Records contained in a dataset

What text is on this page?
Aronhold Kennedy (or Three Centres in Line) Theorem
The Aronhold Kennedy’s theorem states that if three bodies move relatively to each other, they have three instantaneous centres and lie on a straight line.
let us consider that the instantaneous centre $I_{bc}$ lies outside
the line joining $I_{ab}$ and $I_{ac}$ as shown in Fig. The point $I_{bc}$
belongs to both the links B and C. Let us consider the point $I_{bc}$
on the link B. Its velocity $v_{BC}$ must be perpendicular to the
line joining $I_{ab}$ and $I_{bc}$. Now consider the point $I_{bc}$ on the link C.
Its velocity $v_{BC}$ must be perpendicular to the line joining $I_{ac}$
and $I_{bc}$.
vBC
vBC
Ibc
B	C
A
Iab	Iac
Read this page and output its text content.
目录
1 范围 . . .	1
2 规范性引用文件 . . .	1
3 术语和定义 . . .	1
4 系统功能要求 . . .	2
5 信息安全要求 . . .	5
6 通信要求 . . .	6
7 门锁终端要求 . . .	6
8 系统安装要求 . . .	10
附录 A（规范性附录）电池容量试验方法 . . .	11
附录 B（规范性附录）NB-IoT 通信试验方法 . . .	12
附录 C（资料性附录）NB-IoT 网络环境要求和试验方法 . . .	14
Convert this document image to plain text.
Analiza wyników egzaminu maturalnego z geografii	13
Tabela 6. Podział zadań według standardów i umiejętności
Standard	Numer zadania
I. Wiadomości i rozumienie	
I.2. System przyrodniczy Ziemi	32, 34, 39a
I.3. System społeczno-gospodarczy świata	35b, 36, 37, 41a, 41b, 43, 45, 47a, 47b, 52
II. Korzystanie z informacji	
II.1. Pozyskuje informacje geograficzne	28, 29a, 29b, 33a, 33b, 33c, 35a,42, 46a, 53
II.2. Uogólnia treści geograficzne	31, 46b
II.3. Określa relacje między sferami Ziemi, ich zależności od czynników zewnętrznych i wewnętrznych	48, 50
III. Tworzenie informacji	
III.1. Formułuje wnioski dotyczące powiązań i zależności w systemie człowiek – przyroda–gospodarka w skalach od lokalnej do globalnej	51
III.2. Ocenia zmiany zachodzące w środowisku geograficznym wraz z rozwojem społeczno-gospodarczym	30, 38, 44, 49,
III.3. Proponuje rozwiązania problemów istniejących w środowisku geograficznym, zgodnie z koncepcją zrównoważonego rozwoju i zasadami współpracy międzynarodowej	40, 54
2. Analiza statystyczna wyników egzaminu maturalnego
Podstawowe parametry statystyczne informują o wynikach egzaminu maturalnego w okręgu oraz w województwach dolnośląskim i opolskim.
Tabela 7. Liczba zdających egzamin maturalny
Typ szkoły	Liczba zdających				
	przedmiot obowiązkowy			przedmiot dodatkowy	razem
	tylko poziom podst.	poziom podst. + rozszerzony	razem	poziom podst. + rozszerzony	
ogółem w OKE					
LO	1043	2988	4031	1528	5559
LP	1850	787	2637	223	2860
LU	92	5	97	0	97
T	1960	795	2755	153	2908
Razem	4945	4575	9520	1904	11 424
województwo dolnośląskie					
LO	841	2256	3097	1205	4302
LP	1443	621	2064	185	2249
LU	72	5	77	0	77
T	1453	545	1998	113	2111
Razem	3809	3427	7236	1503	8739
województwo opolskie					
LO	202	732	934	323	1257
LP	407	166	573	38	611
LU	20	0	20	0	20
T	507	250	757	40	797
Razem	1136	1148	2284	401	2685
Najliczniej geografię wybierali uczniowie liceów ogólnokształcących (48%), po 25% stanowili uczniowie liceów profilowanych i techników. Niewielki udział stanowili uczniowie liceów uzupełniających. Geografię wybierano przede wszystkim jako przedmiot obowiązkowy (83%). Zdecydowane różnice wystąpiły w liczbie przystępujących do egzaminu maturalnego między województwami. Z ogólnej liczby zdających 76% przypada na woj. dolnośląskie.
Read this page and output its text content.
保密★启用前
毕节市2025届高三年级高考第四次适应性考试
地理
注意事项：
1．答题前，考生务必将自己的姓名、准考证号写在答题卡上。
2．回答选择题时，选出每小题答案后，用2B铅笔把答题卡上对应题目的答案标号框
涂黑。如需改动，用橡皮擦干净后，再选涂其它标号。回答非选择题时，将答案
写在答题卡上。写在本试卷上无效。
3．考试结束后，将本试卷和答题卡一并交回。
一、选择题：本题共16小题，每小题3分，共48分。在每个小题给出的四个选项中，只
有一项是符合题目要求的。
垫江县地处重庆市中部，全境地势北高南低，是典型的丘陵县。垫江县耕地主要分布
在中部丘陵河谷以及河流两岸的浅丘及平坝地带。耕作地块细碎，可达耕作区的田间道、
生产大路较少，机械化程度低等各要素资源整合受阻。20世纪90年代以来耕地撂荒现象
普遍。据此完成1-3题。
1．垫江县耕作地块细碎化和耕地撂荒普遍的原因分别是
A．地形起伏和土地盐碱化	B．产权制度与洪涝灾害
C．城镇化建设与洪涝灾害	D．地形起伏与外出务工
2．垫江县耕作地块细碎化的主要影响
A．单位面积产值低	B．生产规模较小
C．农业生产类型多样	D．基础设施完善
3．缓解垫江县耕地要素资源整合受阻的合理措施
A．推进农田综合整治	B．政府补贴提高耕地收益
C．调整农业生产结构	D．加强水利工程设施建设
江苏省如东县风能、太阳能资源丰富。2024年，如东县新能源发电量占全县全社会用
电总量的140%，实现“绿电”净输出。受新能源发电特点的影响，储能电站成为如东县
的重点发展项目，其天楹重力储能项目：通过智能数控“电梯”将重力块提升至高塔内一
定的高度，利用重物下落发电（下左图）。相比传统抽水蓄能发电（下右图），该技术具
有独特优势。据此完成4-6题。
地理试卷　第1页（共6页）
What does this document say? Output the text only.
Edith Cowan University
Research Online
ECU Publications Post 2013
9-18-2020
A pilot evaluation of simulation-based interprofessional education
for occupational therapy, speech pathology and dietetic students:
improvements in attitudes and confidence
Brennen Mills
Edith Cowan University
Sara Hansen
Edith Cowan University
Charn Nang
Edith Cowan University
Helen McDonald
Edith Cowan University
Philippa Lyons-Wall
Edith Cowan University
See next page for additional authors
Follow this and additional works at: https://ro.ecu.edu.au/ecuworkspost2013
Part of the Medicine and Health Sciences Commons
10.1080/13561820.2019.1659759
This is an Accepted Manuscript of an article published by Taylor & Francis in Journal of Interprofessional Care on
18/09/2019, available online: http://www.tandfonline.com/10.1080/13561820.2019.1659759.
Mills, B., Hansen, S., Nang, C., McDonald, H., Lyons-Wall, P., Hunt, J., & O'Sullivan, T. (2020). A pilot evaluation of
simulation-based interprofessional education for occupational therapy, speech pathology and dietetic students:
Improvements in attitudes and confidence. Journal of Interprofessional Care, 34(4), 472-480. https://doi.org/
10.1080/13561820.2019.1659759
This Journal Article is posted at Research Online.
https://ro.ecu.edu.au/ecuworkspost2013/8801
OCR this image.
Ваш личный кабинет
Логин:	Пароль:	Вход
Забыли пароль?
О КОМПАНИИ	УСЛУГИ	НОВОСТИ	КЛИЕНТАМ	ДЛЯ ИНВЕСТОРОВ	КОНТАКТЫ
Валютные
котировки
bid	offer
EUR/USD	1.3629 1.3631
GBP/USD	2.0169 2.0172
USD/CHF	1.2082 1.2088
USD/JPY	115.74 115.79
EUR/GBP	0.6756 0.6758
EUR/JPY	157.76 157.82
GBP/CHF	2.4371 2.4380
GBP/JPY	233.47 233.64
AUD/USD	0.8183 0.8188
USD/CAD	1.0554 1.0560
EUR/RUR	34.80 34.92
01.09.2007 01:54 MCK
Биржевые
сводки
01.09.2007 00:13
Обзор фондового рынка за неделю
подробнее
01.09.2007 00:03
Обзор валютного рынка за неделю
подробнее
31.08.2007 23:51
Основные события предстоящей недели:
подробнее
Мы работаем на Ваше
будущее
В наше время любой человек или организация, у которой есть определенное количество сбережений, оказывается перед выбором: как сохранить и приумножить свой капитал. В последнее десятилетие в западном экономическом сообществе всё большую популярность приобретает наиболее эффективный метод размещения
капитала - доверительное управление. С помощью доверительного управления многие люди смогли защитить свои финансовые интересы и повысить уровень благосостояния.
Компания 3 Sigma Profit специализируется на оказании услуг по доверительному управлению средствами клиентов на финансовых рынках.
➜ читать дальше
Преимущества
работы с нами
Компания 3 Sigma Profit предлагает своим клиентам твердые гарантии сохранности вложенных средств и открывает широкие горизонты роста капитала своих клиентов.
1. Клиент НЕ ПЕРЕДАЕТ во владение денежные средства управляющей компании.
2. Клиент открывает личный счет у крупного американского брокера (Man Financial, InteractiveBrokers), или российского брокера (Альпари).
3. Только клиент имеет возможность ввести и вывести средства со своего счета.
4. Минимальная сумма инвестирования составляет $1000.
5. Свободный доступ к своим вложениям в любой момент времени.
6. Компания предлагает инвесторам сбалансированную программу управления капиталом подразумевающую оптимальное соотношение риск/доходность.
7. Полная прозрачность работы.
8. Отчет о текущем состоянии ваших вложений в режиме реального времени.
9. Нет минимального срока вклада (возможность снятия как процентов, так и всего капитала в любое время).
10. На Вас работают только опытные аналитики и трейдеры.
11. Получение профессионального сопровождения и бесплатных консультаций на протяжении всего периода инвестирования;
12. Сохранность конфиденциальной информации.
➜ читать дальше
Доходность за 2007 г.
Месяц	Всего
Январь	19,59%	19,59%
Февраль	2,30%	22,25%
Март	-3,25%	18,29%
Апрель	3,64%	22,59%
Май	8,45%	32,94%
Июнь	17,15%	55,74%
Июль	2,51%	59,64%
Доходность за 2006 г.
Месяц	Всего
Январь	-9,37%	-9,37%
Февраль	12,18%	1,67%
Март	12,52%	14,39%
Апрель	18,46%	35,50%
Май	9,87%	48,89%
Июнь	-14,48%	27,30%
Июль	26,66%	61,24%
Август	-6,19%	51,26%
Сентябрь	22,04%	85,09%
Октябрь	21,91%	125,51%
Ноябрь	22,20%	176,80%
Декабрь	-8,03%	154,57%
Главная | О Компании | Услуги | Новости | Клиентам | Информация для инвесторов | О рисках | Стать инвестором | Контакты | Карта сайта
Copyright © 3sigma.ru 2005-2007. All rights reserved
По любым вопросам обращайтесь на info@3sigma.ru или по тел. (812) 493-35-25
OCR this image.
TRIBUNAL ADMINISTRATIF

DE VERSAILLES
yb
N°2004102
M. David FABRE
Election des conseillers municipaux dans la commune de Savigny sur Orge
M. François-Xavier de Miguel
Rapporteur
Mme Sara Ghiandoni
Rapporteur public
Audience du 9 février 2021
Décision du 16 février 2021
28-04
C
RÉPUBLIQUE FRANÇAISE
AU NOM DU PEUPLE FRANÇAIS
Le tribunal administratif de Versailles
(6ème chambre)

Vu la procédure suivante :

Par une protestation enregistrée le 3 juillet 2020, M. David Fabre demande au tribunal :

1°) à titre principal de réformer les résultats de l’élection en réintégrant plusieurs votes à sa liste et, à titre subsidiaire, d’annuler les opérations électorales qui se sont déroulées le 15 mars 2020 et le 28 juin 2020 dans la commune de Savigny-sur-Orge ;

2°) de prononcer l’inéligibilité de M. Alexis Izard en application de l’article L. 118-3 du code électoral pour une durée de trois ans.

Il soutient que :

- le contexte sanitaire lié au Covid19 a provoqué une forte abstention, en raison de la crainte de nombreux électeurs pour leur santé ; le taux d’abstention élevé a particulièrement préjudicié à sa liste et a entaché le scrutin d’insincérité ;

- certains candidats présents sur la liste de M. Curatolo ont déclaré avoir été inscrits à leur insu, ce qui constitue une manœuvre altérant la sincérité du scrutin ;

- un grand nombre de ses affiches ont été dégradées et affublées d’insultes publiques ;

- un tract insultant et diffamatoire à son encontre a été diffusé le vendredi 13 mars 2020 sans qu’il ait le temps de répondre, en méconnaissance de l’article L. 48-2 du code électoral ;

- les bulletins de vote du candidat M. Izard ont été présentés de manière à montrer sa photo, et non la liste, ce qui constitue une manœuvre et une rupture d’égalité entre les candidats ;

▶ DIRECTION: Check every line of the records above for the string "consider" and say how many contain it, giving the number alone.

▶ SOLUTION TO THE EXERCISE: 3